----- Data in this exercise
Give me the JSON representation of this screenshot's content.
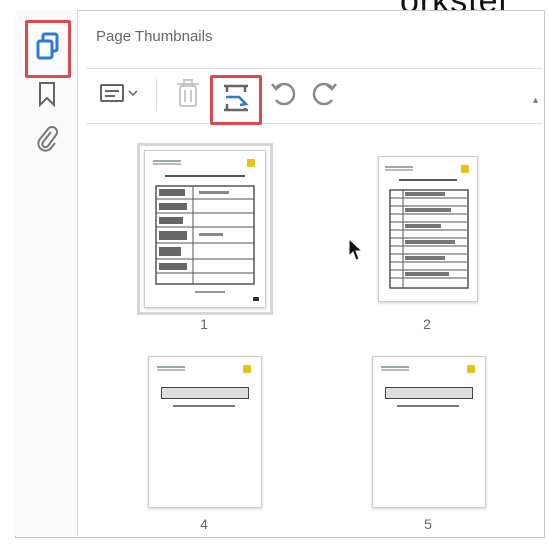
{
  "overflow_text": "orkstel",
  "panel": {
    "title": "Page Thumbnails"
  },
  "rail": {
    "items": [
      "page-thumbnails-icon",
      "bookmark-icon",
      "attachment-icon"
    ]
  },
  "toolbar": {
    "items": [
      "thumbnail-options-icon",
      "delete-page-icon",
      "insert-pages-icon",
      "rotate-counterclockwise-icon",
      "rotate-clockwise-icon"
    ]
  },
  "thumbnails": [
    {
      "page": "1",
      "selected": true
    },
    {
      "page": "2",
      "selected": false
    },
    {
      "page": "4",
      "selected": false
    },
    {
      "page": "5",
      "selected": false
    }
  ],
  "colors": {
    "highlight": "#e0484f",
    "active_icon": "#2a7bd6",
    "logo": "#e8c21a"
  }
}
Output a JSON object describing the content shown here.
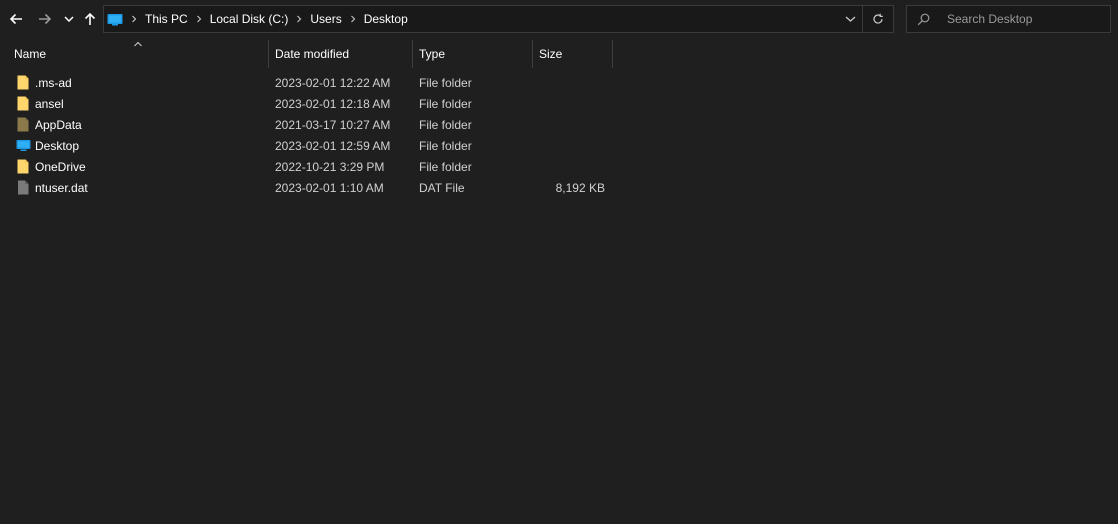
{
  "navigation": {
    "back_icon": "arrow-left",
    "forward_icon": "arrow-right",
    "recent_icon": "chevron-down",
    "up_icon": "arrow-up"
  },
  "address_bar": {
    "location_icon": "desktop-folder-icon",
    "breadcrumbs": [
      "This PC",
      "Local Disk (C:)",
      "Users",
      "Desktop"
    ],
    "dropdown_icon": "chevron-down",
    "refresh_icon": "refresh"
  },
  "search": {
    "placeholder": "Search Desktop",
    "value": ""
  },
  "columns": {
    "name": "Name",
    "date_modified": "Date modified",
    "type": "Type",
    "size": "Size",
    "sorted_by": "name"
  },
  "files": [
    {
      "name": ".ms-ad",
      "date": "2023-02-01 12:22 AM",
      "type": "File folder",
      "size": "",
      "icon": "folder"
    },
    {
      "name": "ansel",
      "date": "2023-02-01 12:18 AM",
      "type": "File folder",
      "size": "",
      "icon": "folder"
    },
    {
      "name": "AppData",
      "date": "2021-03-17 10:27 AM",
      "type": "File folder",
      "size": "",
      "icon": "folder-hidden"
    },
    {
      "name": "Desktop",
      "date": "2023-02-01 12:59 AM",
      "type": "File folder",
      "size": "",
      "icon": "desktop-folder"
    },
    {
      "name": "OneDrive",
      "date": "2022-10-21 3:29 PM",
      "type": "File folder",
      "size": "",
      "icon": "folder"
    },
    {
      "name": "ntuser.dat",
      "date": "2023-02-01 1:10 AM",
      "type": "DAT File",
      "size": "8,192 KB",
      "icon": "file-hidden"
    }
  ],
  "colors": {
    "background": "#1f1f1f",
    "folder": "#ffd66b",
    "folder_hidden": "#8a7a4a",
    "desktop_blue": "#1e9ae6",
    "file_hidden": "#7a7a7a"
  }
}
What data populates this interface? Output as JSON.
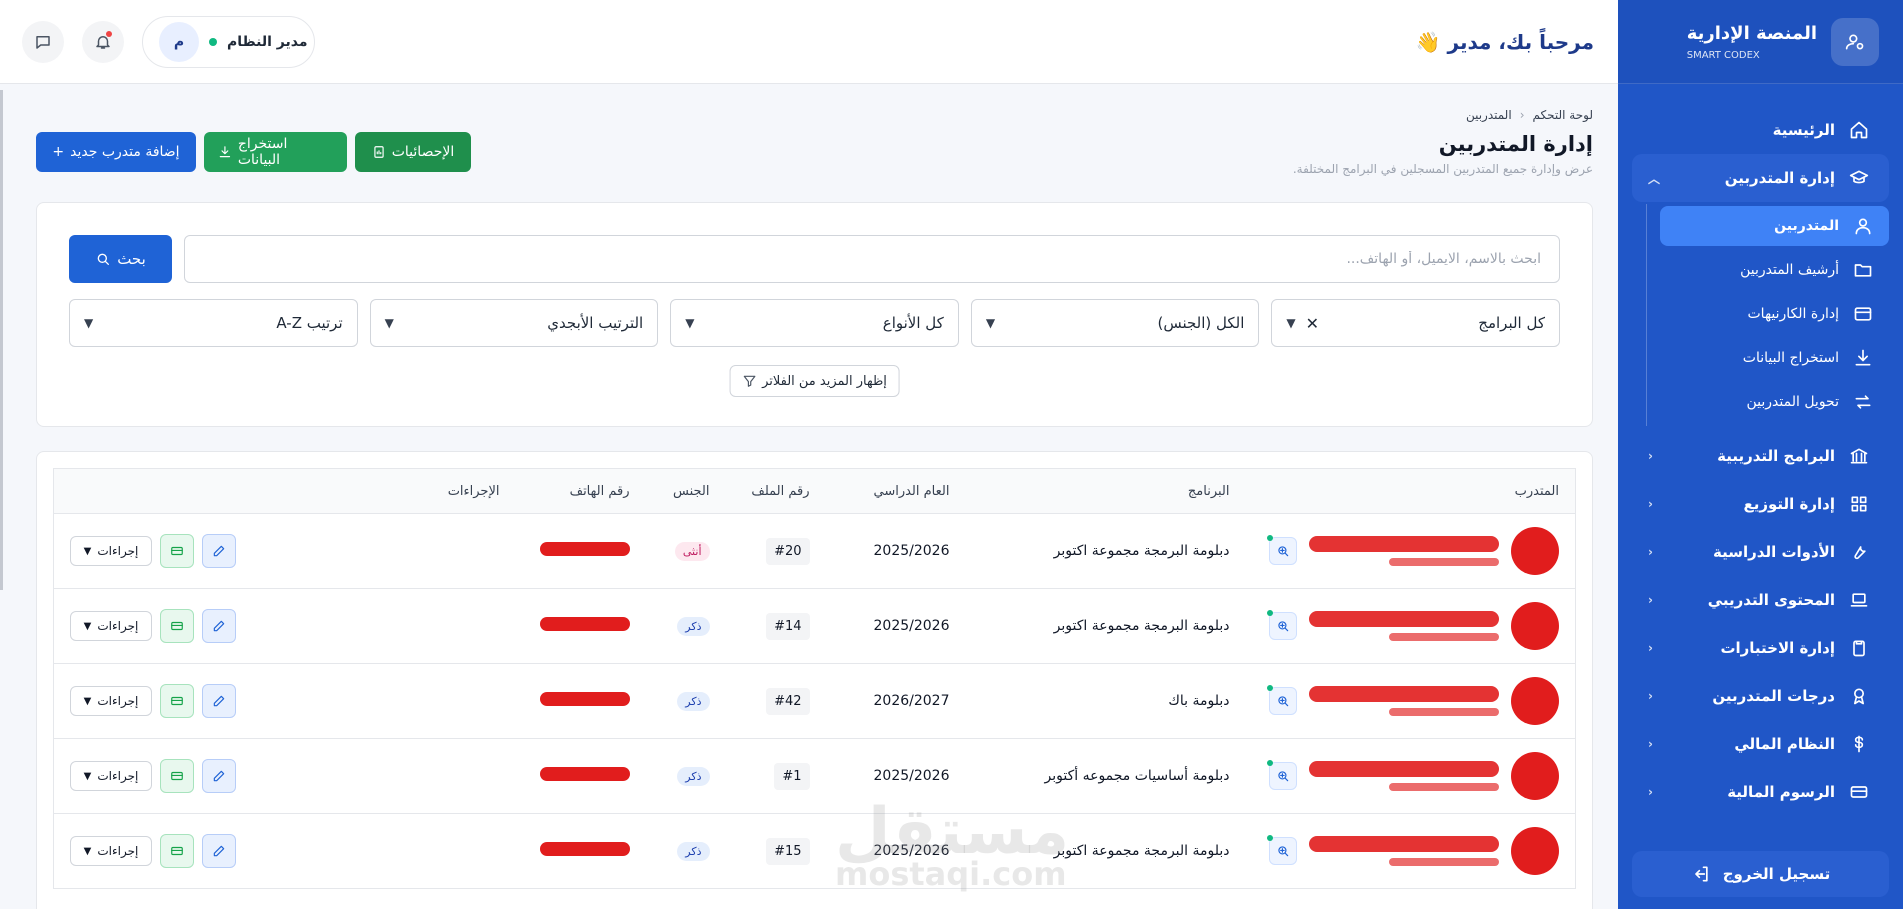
----------
*The request:*
All of the data above should be quoted exactly, except for the pictures.

*Answer:*
Give me the JSON representation of this screenshot's content.
{
  "overflow_text": "orkstel",
  "panel": {
    "title": "Page Thumbnails"
  },
  "rail": {
    "items": [
      "page-thumbnails-icon",
      "bookmark-icon",
      "attachment-icon"
    ]
  },
  "toolbar": {
    "items": [
      "thumbnail-options-icon",
      "delete-page-icon",
      "insert-pages-icon",
      "rotate-counterclockwise-icon",
      "rotate-clockwise-icon"
    ]
  },
  "thumbnails": [
    {
      "page": "1",
      "selected": true
    },
    {
      "page": "2",
      "selected": false
    },
    {
      "page": "4",
      "selected": false
    },
    {
      "page": "5",
      "selected": false
    }
  ],
  "colors": {
    "highlight": "#e0484f",
    "active_icon": "#2a7bd6",
    "logo": "#e8c21a"
  }
}
Output a JSON object describing the content shown here.
{
  "navigation": {
    "back_icon": "arrow-left",
    "forward_icon": "arrow-right",
    "recent_icon": "chevron-down",
    "up_icon": "arrow-up"
  },
  "address_bar": {
    "location_icon": "desktop-folder-icon",
    "breadcrumbs": [
      "This PC",
      "Local Disk (C:)",
      "Users",
      "Desktop"
    ],
    "dropdown_icon": "chevron-down",
    "refresh_icon": "refresh"
  },
  "search": {
    "placeholder": "Search Desktop",
    "value": ""
  },
  "columns": {
    "name": "Name",
    "date_modified": "Date modified",
    "type": "Type",
    "size": "Size",
    "sorted_by": "name"
  },
  "files": [
    {
      "name": ".ms-ad",
      "date": "2023-02-01 12:22 AM",
      "type": "File folder",
      "size": "",
      "icon": "folder"
    },
    {
      "name": "ansel",
      "date": "2023-02-01 12:18 AM",
      "type": "File folder",
      "size": "",
      "icon": "folder"
    },
    {
      "name": "AppData",
      "date": "2021-03-17 10:27 AM",
      "type": "File folder",
      "size": "",
      "icon": "folder-hidden"
    },
    {
      "name": "Desktop",
      "date": "2023-02-01 12:59 AM",
      "type": "File folder",
      "size": "",
      "icon": "desktop-folder"
    },
    {
      "name": "OneDrive",
      "date": "2022-10-21 3:29 PM",
      "type": "File folder",
      "size": "",
      "icon": "folder"
    },
    {
      "name": "ntuser.dat",
      "date": "2023-02-01 1:10 AM",
      "type": "DAT File",
      "size": "8,192 KB",
      "icon": "file-hidden"
    }
  ],
  "colors": {
    "background": "#1f1f1f",
    "folder": "#ffd66b",
    "folder_hidden": "#8a7a4a",
    "desktop_blue": "#1e9ae6",
    "file_hidden": "#7a7a7a"
  }
}
What data populates this interface? Output as JSON.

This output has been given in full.